----- Exercise materials -----
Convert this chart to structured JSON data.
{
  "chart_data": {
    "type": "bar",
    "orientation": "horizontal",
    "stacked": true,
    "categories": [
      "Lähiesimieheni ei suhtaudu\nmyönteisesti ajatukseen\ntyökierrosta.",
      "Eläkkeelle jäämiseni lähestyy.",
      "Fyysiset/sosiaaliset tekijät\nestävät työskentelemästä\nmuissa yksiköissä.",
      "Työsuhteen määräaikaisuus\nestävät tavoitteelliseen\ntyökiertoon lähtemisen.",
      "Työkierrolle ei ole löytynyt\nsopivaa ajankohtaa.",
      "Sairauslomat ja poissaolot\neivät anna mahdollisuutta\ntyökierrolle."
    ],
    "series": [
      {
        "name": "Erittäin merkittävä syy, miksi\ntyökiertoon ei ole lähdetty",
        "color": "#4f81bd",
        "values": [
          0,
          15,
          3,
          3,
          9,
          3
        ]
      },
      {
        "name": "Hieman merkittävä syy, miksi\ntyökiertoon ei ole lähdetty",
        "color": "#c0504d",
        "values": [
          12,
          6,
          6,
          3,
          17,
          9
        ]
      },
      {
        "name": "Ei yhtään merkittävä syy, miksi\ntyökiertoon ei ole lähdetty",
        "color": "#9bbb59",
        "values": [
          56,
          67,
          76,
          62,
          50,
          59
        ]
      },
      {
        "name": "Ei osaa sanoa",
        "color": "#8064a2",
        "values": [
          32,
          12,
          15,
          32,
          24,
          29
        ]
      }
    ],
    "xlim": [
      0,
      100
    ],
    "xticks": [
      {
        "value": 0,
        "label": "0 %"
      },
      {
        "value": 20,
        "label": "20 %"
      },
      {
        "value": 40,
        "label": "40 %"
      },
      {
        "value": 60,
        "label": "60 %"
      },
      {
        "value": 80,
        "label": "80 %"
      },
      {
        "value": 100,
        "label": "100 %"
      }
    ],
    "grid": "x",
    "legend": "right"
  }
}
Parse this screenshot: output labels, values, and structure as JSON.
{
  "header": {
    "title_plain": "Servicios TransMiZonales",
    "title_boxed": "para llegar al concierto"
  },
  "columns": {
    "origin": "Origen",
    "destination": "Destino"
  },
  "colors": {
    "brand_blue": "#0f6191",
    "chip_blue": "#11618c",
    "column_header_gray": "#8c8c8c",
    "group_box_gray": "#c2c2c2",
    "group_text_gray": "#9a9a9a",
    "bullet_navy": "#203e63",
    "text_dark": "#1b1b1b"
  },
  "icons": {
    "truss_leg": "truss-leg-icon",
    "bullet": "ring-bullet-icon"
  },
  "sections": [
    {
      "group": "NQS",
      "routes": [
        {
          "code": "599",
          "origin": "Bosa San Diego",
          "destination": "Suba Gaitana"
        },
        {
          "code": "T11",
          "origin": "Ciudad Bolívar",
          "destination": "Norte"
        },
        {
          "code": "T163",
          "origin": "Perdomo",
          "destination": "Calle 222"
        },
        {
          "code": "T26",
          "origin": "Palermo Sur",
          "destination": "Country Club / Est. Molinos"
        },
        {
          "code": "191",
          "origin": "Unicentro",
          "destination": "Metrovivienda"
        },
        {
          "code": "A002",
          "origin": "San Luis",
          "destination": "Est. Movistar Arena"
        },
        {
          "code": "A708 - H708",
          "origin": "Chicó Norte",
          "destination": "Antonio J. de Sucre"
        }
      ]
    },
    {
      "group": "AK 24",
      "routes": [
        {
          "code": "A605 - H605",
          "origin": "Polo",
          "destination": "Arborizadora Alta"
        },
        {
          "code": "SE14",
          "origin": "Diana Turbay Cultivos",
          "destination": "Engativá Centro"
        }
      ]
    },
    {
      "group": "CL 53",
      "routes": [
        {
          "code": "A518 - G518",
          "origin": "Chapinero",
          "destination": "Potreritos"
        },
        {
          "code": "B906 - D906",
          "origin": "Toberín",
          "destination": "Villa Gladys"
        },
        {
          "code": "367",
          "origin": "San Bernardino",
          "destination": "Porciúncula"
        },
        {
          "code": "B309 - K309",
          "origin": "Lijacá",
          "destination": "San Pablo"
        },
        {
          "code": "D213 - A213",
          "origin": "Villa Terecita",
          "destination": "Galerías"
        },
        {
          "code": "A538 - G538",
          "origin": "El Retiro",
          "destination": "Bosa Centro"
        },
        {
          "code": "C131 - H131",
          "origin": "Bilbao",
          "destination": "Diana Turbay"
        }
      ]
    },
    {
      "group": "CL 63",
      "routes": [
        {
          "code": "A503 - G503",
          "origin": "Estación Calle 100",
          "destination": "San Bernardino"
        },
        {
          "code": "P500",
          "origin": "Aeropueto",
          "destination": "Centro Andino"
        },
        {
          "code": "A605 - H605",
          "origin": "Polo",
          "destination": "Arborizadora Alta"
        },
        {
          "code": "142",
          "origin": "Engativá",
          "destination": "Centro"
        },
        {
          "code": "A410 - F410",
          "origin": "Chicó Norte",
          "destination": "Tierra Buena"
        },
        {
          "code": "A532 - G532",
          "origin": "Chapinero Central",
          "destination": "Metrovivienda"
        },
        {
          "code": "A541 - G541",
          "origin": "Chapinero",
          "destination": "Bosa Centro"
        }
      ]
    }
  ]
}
-----
**Problem to solve:**
Go through the records and print each one exactly.

**Result for this task:**
Convert this chart to structured JSON data.
{
  "chart_data": {
    "type": "bar",
    "orientation": "horizontal",
    "stacked": true,
    "categories": [
      "Lähiesimieheni ei suhtaudu\nmyönteisesti ajatukseen\ntyökierrosta.",
      "Eläkkeelle jäämiseni lähestyy.",
      "Fyysiset/sosiaaliset tekijät\nestävät työskentelemästä\nmuissa yksiköissä.",
      "Työsuhteen määräaikaisuus\nestävät tavoitteelliseen\ntyökiertoon lähtemisen.",
      "Työkierrolle ei ole löytynyt\nsopivaa ajankohtaa.",
      "Sairauslomat ja poissaolot\neivät anna mahdollisuutta\ntyökierrolle."
    ],
    "series": [
      {
        "name": "Erittäin merkittävä syy, miksi\ntyökiertoon ei ole lähdetty",
        "color": "#4f81bd",
        "values": [
          0,
          15,
          3,
          3,
          9,
          3
        ]
      },
      {
        "name": "Hieman merkittävä syy, miksi\ntyökiertoon ei ole lähdetty",
        "color": "#c0504d",
        "values": [
          12,
          6,
          6,
          3,
          17,
          9
        ]
      },
      {
        "name": "Ei yhtään merkittävä syy, miksi\ntyökiertoon ei ole lähdetty",
        "color": "#9bbb59",
        "values": [
          56,
          67,
          76,
          62,
          50,
          59
        ]
      },
      {
        "name": "Ei osaa sanoa",
        "color": "#8064a2",
        "values": [
          32,
          12,
          15,
          32,
          24,
          29
        ]
      }
    ],
    "xlim": [
      0,
      100
    ],
    "xticks": [
      {
        "value": 0,
        "label": "0 %"
      },
      {
        "value": 20,
        "label": "20 %"
      },
      {
        "value": 40,
        "label": "40 %"
      },
      {
        "value": 60,
        "label": "60 %"
      },
      {
        "value": 80,
        "label": "80 %"
      },
      {
        "value": 100,
        "label": "100 %"
      }
    ],
    "grid": "x",
    "legend": "right"
  }
}
Parse this screenshot: output labels, values, and structure as JSON.
{
  "header": {
    "title_plain": "Servicios TransMiZonales",
    "title_boxed": "para llegar al concierto"
  },
  "columns": {
    "origin": "Origen",
    "destination": "Destino"
  },
  "colors": {
    "brand_blue": "#0f6191",
    "chip_blue": "#11618c",
    "column_header_gray": "#8c8c8c",
    "group_box_gray": "#c2c2c2",
    "group_text_gray": "#9a9a9a",
    "bullet_navy": "#203e63",
    "text_dark": "#1b1b1b"
  },
  "icons": {
    "truss_leg": "truss-leg-icon",
    "bullet": "ring-bullet-icon"
  },
  "sections": [
    {
      "group": "NQS",
      "routes": [
        {
          "code": "599",
          "origin": "Bosa San Diego",
          "destination": "Suba Gaitana"
        },
        {
          "code": "T11",
          "origin": "Ciudad Bolívar",
          "destination": "Norte"
        },
        {
          "code": "T163",
          "origin": "Perdomo",
          "destination": "Calle 222"
        },
        {
          "code": "T26",
          "origin": "Palermo Sur",
          "destination": "Country Club / Est. Molinos"
        },
        {
          "code": "191",
          "origin": "Unicentro",
          "destination": "Metrovivienda"
        },
        {
          "code": "A002",
          "origin": "San Luis",
          "destination": "Est. Movistar Arena"
        },
        {
          "code": "A708 - H708",
          "origin": "Chicó Norte",
          "destination": "Antonio J. de Sucre"
        }
      ]
    },
    {
      "group": "AK 24",
      "routes": [
        {
          "code": "A605 - H605",
          "origin": "Polo",
          "destination": "Arborizadora Alta"
        },
        {
          "code": "SE14",
          "origin": "Diana Turbay Cultivos",
          "destination": "Engativá Centro"
        }
      ]
    },
    {
      "group": "CL 53",
      "routes": [
        {
          "code": "A518 - G518",
          "origin": "Chapinero",
          "destination": "Potreritos"
        },
        {
          "code": "B906 - D906",
          "origin": "Toberín",
          "destination": "Villa Gladys"
        },
        {
          "code": "367",
          "origin": "San Bernardino",
          "destination": "Porciúncula"
        },
        {
          "code": "B309 - K309",
          "origin": "Lijacá",
          "destination": "San Pablo"
        },
        {
          "code": "D213 - A213",
          "origin": "Villa Terecita",
          "destination": "Galerías"
        },
        {
          "code": "A538 - G538",
          "origin": "El Retiro",
          "destination": "Bosa Centro"
        },
        {
          "code": "C131 - H131",
          "origin": "Bilbao",
          "destination": "Diana Turbay"
        }
      ]
    },
    {
      "group": "CL 63",
      "routes": [
        {
          "code": "A503 - G503",
          "origin": "Estación Calle 100",
          "destination": "San Bernardino"
        },
        {
          "code": "P500",
          "origin": "Aeropueto",
          "destination": "Centro Andino"
        },
        {
          "code": "A605 - H605",
          "origin": "Polo",
          "destination": "Arborizadora Alta"
        },
        {
          "code": "142",
          "origin": "Engativá",
          "destination": "Centro"
        },
        {
          "code": "A410 - F410",
          "origin": "Chicó Norte",
          "destination": "Tierra Buena"
        },
        {
          "code": "A532 - G532",
          "origin": "Chapinero Central",
          "destination": "Metrovivienda"
        },
        {
          "code": "A541 - G541",
          "origin": "Chapinero",
          "destination": "Bosa Centro"
        }
      ]
    }
  ]
}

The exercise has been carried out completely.